Records

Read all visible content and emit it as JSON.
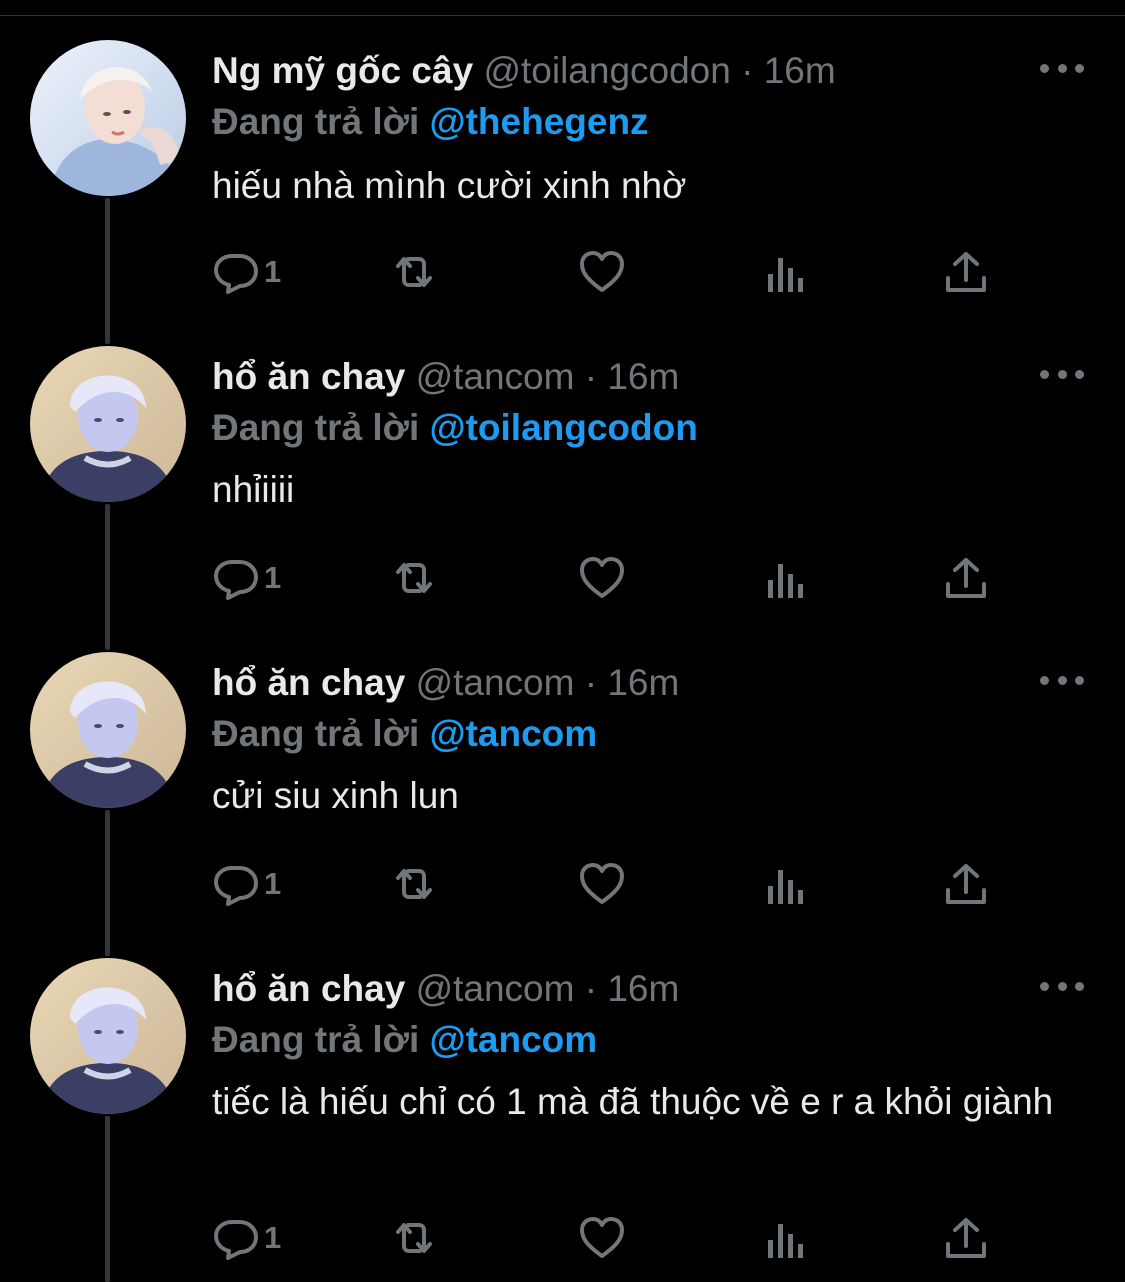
{
  "tweets": [
    {
      "name": "Ng mỹ gốc cây",
      "handle": "@toilangcodon",
      "separator": "·",
      "time": "16m",
      "replying_label": "Đang trả lời",
      "replying_to": "@thehegenz",
      "text": "hiếu nhà mình cười xinh nhờ",
      "reply_count": "1"
    },
    {
      "name": "hổ ăn chay",
      "handle": "@tancom",
      "separator": "·",
      "time": "16m",
      "replying_label": "Đang trả lời",
      "replying_to": "@toilangcodon",
      "text": "nhỉiiii",
      "reply_count": "1"
    },
    {
      "name": "hổ ăn chay",
      "handle": "@tancom",
      "separator": "·",
      "time": "16m",
      "replying_label": "Đang trả lời",
      "replying_to": "@tancom",
      "text": "cửi siu xinh lun",
      "reply_count": "1"
    },
    {
      "name": "hổ ăn chay",
      "handle": "@tancom",
      "separator": "·",
      "time": "16m",
      "replying_label": "Đang trả lời",
      "replying_to": "@tancom",
      "text": "tiếc là hiếu chỉ có 1 mà đã thuộc về e r a khỏi giành",
      "reply_count": "1"
    }
  ],
  "icons": {
    "reply": "reply-icon",
    "retweet": "retweet-icon",
    "like": "heart-icon",
    "views": "analytics-icon",
    "share": "share-icon",
    "more": "more-icon"
  },
  "colors": {
    "background": "#000000",
    "primary_text": "#e7e9ea",
    "secondary_text": "#71767b",
    "accent": "#1d9bf0",
    "thread_line": "#333639"
  }
}
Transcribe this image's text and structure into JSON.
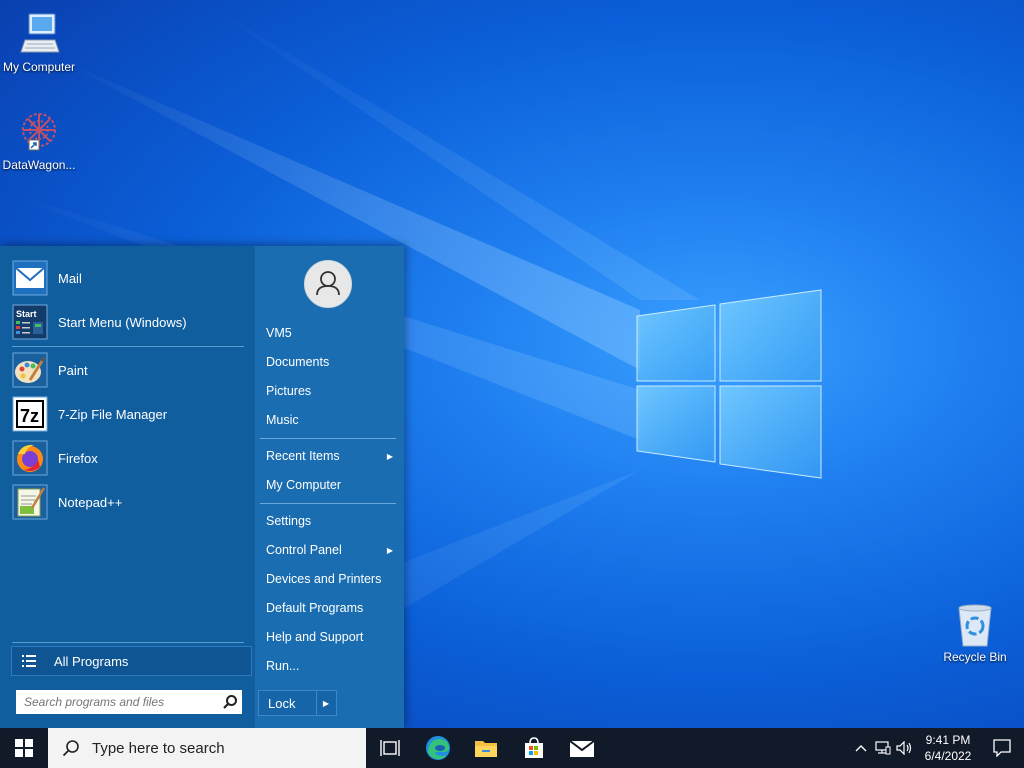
{
  "desktop": {
    "icons": [
      {
        "label": "My Computer"
      },
      {
        "label": "DataWagon..."
      },
      {
        "label": "Recycle Bin"
      }
    ]
  },
  "start_menu": {
    "pinned": [
      {
        "label": "Mail",
        "icon": "mail-icon"
      },
      {
        "label": "Start Menu (Windows)",
        "icon": "start-menu-icon"
      }
    ],
    "recent": [
      {
        "label": "Paint",
        "icon": "paint-icon"
      },
      {
        "label": "7-Zip File Manager",
        "icon": "7zip-icon"
      },
      {
        "label": "Firefox",
        "icon": "firefox-icon"
      },
      {
        "label": "Notepad++",
        "icon": "notepadpp-icon"
      }
    ],
    "all_programs": "All Programs",
    "search_placeholder": "Search programs and files",
    "right": {
      "user": "VM5",
      "items_group1": [
        "Documents",
        "Pictures",
        "Music"
      ],
      "items_group2": [
        {
          "label": "Recent Items",
          "submenu": true
        },
        {
          "label": "My Computer",
          "submenu": false
        }
      ],
      "items_group3": [
        {
          "label": "Settings",
          "submenu": false
        },
        {
          "label": "Control Panel",
          "submenu": true
        },
        {
          "label": "Devices and Printers",
          "submenu": false
        },
        {
          "label": "Default Programs",
          "submenu": false
        },
        {
          "label": "Help and Support",
          "submenu": false
        },
        {
          "label": "Run...",
          "submenu": false
        }
      ],
      "lock": "Lock"
    }
  },
  "taskbar": {
    "search_placeholder": "Type here to search",
    "apps": [
      "task-view-icon",
      "edge-icon",
      "file-explorer-icon",
      "store-icon",
      "mail-icon"
    ],
    "time": "9:41 PM",
    "date": "6/4/2022"
  },
  "colors": {
    "start_menu_left": "#115e9f",
    "start_menu_right": "#1a6db0",
    "taskbar": "#101a28"
  }
}
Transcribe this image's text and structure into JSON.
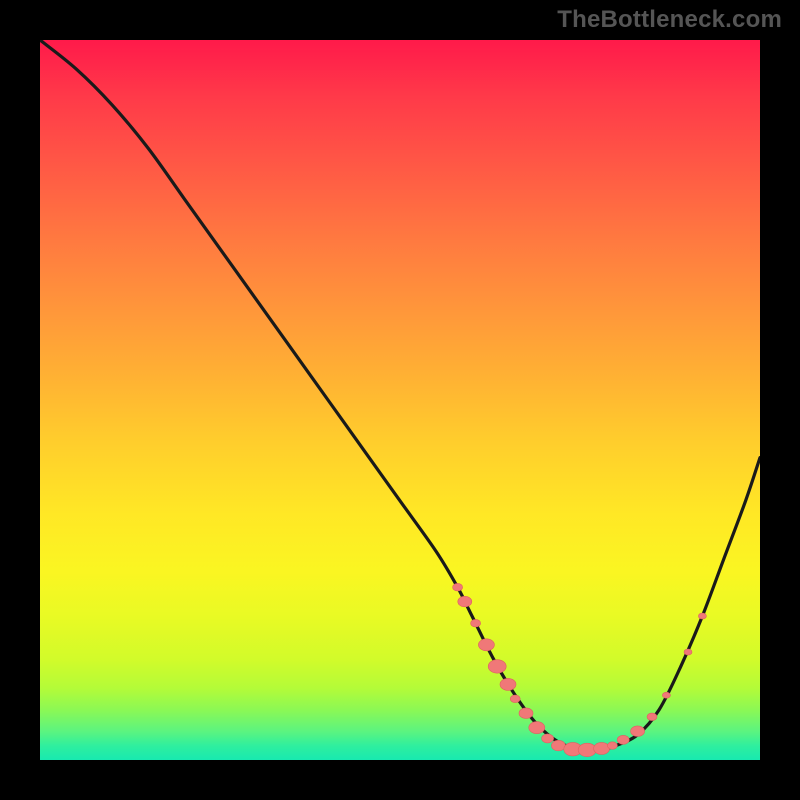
{
  "watermark": "TheBottleneck.com",
  "colors": {
    "page_bg": "#000000",
    "watermark": "#555555",
    "curve_stroke": "#1a1a1a",
    "marker_fill": "#f07878",
    "marker_stroke": "#e06060"
  },
  "chart_data": {
    "type": "line",
    "title": "",
    "xlabel": "",
    "ylabel": "",
    "xlim": [
      0,
      100
    ],
    "ylim": [
      0,
      100
    ],
    "grid": false,
    "legend": false,
    "series": [
      {
        "name": "bottleneck-curve",
        "x": [
          0,
          5,
          10,
          15,
          20,
          25,
          30,
          35,
          40,
          45,
          50,
          55,
          58,
          60,
          63,
          66,
          69,
          72,
          75,
          78,
          80,
          83,
          86,
          89,
          92,
          95,
          98,
          100
        ],
        "y": [
          100,
          96,
          91,
          85,
          78,
          71,
          64,
          57,
          50,
          43,
          36,
          29,
          24,
          20,
          14,
          9,
          5,
          2.5,
          1.5,
          1.5,
          2,
          3.5,
          7,
          13,
          20,
          28,
          36,
          42
        ],
        "note": "y is relative height of the dip curve; 0 = bottom of gradient, 100 = top"
      }
    ],
    "markers": [
      {
        "x": 58,
        "y": 24,
        "size": 5
      },
      {
        "x": 59,
        "y": 22,
        "size": 7
      },
      {
        "x": 60.5,
        "y": 19,
        "size": 5
      },
      {
        "x": 62,
        "y": 16,
        "size": 8
      },
      {
        "x": 63.5,
        "y": 13,
        "size": 9
      },
      {
        "x": 65,
        "y": 10.5,
        "size": 8
      },
      {
        "x": 66,
        "y": 8.5,
        "size": 5
      },
      {
        "x": 67.5,
        "y": 6.5,
        "size": 7
      },
      {
        "x": 69,
        "y": 4.5,
        "size": 8
      },
      {
        "x": 70.5,
        "y": 3,
        "size": 6
      },
      {
        "x": 72,
        "y": 2,
        "size": 7
      },
      {
        "x": 74,
        "y": 1.5,
        "size": 9
      },
      {
        "x": 76,
        "y": 1.4,
        "size": 9
      },
      {
        "x": 78,
        "y": 1.6,
        "size": 8
      },
      {
        "x": 79.5,
        "y": 2,
        "size": 5
      },
      {
        "x": 81,
        "y": 2.8,
        "size": 6
      },
      {
        "x": 83,
        "y": 4,
        "size": 7
      },
      {
        "x": 85,
        "y": 6,
        "size": 5
      },
      {
        "x": 87,
        "y": 9,
        "size": 4
      },
      {
        "x": 90,
        "y": 15,
        "size": 4
      },
      {
        "x": 92,
        "y": 20,
        "size": 4
      }
    ]
  }
}
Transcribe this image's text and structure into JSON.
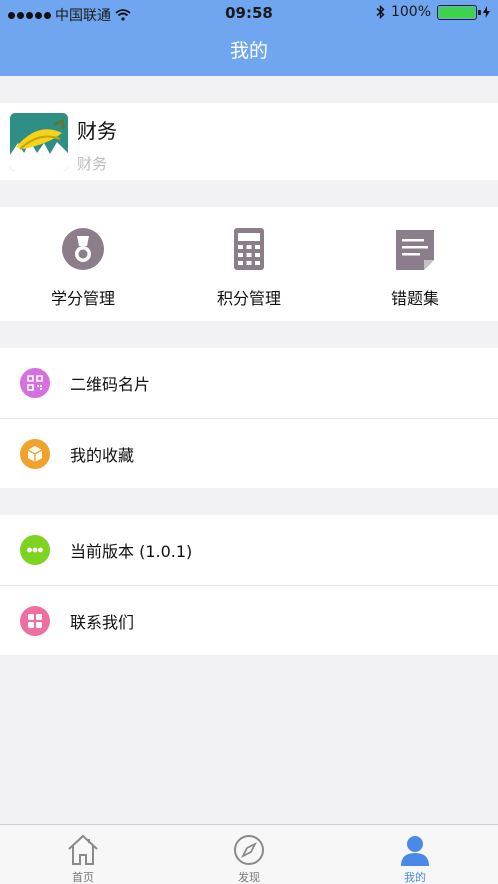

> [What you need to do] With the pictures omitted, reproduce the records in full and exactly.

> [Result]
Read all visible content and emit it as JSON.
{
  "tweets": [
    {
      "name": "Ng mỹ gốc cây",
      "handle": "@toilangcodon",
      "separator": "·",
      "time": "16m",
      "replying_label": "Đang trả lời",
      "replying_to": "@thehegenz",
      "text": "hiếu nhà mình cười xinh nhờ",
      "reply_count": "1"
    },
    {
      "name": "hổ ăn chay",
      "handle": "@tancom",
      "separator": "·",
      "time": "16m",
      "replying_label": "Đang trả lời",
      "replying_to": "@toilangcodon",
      "text": "nhỉiiii",
      "reply_count": "1"
    },
    {
      "name": "hổ ăn chay",
      "handle": "@tancom",
      "separator": "·",
      "time": "16m",
      "replying_label": "Đang trả lời",
      "replying_to": "@tancom",
      "text": "cửi siu xinh lun",
      "reply_count": "1"
    },
    {
      "name": "hổ ăn chay",
      "handle": "@tancom",
      "separator": "·",
      "time": "16m",
      "replying_label": "Đang trả lời",
      "replying_to": "@tancom",
      "text": "tiếc là hiếu chỉ có 1 mà đã thuộc về e r a khỏi giành",
      "reply_count": "1"
    }
  ],
  "icons": {
    "reply": "reply-icon",
    "retweet": "retweet-icon",
    "like": "heart-icon",
    "views": "analytics-icon",
    "share": "share-icon",
    "more": "more-icon"
  },
  "colors": {
    "background": "#000000",
    "primary_text": "#e7e9ea",
    "secondary_text": "#71767b",
    "accent": "#1d9bf0",
    "thread_line": "#333639"
  }
}
Transcribe this image's text and structure into JSON.
{
  "desktop": {
    "icons": [
      {
        "label": "My Computer"
      },
      {
        "label": "DataWagon..."
      },
      {
        "label": "Recycle Bin"
      }
    ]
  },
  "start_menu": {
    "pinned": [
      {
        "label": "Mail",
        "icon": "mail-icon"
      },
      {
        "label": "Start Menu (Windows)",
        "icon": "start-menu-icon"
      }
    ],
    "recent": [
      {
        "label": "Paint",
        "icon": "paint-icon"
      },
      {
        "label": "7-Zip File Manager",
        "icon": "7zip-icon"
      },
      {
        "label": "Firefox",
        "icon": "firefox-icon"
      },
      {
        "label": "Notepad++",
        "icon": "notepadpp-icon"
      }
    ],
    "all_programs": "All Programs",
    "search_placeholder": "Search programs and files",
    "right": {
      "user": "VM5",
      "items_group1": [
        "Documents",
        "Pictures",
        "Music"
      ],
      "items_group2": [
        {
          "label": "Recent Items",
          "submenu": true
        },
        {
          "label": "My Computer",
          "submenu": false
        }
      ],
      "items_group3": [
        {
          "label": "Settings",
          "submenu": false
        },
        {
          "label": "Control Panel",
          "submenu": true
        },
        {
          "label": "Devices and Printers",
          "submenu": false
        },
        {
          "label": "Default Programs",
          "submenu": false
        },
        {
          "label": "Help and Support",
          "submenu": false
        },
        {
          "label": "Run...",
          "submenu": false
        }
      ],
      "lock": "Lock"
    }
  },
  "taskbar": {
    "search_placeholder": "Type here to search",
    "apps": [
      "task-view-icon",
      "edge-icon",
      "file-explorer-icon",
      "store-icon",
      "mail-icon"
    ],
    "time": "9:41 PM",
    "date": "6/4/2022"
  },
  "colors": {
    "start_menu_left": "#115e9f",
    "start_menu_right": "#1a6db0",
    "taskbar": "#101a28"
  }
}
Transcribe this image's text and structure into JSON.
{
  "watermark": "TheBottleneck.com",
  "colors": {
    "page_bg": "#000000",
    "watermark": "#555555",
    "curve_stroke": "#1a1a1a",
    "marker_fill": "#f07878",
    "marker_stroke": "#e06060"
  },
  "chart_data": {
    "type": "line",
    "title": "",
    "xlabel": "",
    "ylabel": "",
    "xlim": [
      0,
      100
    ],
    "ylim": [
      0,
      100
    ],
    "grid": false,
    "legend": false,
    "series": [
      {
        "name": "bottleneck-curve",
        "x": [
          0,
          5,
          10,
          15,
          20,
          25,
          30,
          35,
          40,
          45,
          50,
          55,
          58,
          60,
          63,
          66,
          69,
          72,
          75,
          78,
          80,
          83,
          86,
          89,
          92,
          95,
          98,
          100
        ],
        "y": [
          100,
          96,
          91,
          85,
          78,
          71,
          64,
          57,
          50,
          43,
          36,
          29,
          24,
          20,
          14,
          9,
          5,
          2.5,
          1.5,
          1.5,
          2,
          3.5,
          7,
          13,
          20,
          28,
          36,
          42
        ],
        "note": "y is relative height of the dip curve; 0 = bottom of gradient, 100 = top"
      }
    ],
    "markers": [
      {
        "x": 58,
        "y": 24,
        "size": 5
      },
      {
        "x": 59,
        "y": 22,
        "size": 7
      },
      {
        "x": 60.5,
        "y": 19,
        "size": 5
      },
      {
        "x": 62,
        "y": 16,
        "size": 8
      },
      {
        "x": 63.5,
        "y": 13,
        "size": 9
      },
      {
        "x": 65,
        "y": 10.5,
        "size": 8
      },
      {
        "x": 66,
        "y": 8.5,
        "size": 5
      },
      {
        "x": 67.5,
        "y": 6.5,
        "size": 7
      },
      {
        "x": 69,
        "y": 4.5,
        "size": 8
      },
      {
        "x": 70.5,
        "y": 3,
        "size": 6
      },
      {
        "x": 72,
        "y": 2,
        "size": 7
      },
      {
        "x": 74,
        "y": 1.5,
        "size": 9
      },
      {
        "x": 76,
        "y": 1.4,
        "size": 9
      },
      {
        "x": 78,
        "y": 1.6,
        "size": 8
      },
      {
        "x": 79.5,
        "y": 2,
        "size": 5
      },
      {
        "x": 81,
        "y": 2.8,
        "size": 6
      },
      {
        "x": 83,
        "y": 4,
        "size": 7
      },
      {
        "x": 85,
        "y": 6,
        "size": 5
      },
      {
        "x": 87,
        "y": 9,
        "size": 4
      },
      {
        "x": 90,
        "y": 15,
        "size": 4
      },
      {
        "x": 92,
        "y": 20,
        "size": 4
      }
    ]
  }
}
Transcribe this image's text and structure into JSON.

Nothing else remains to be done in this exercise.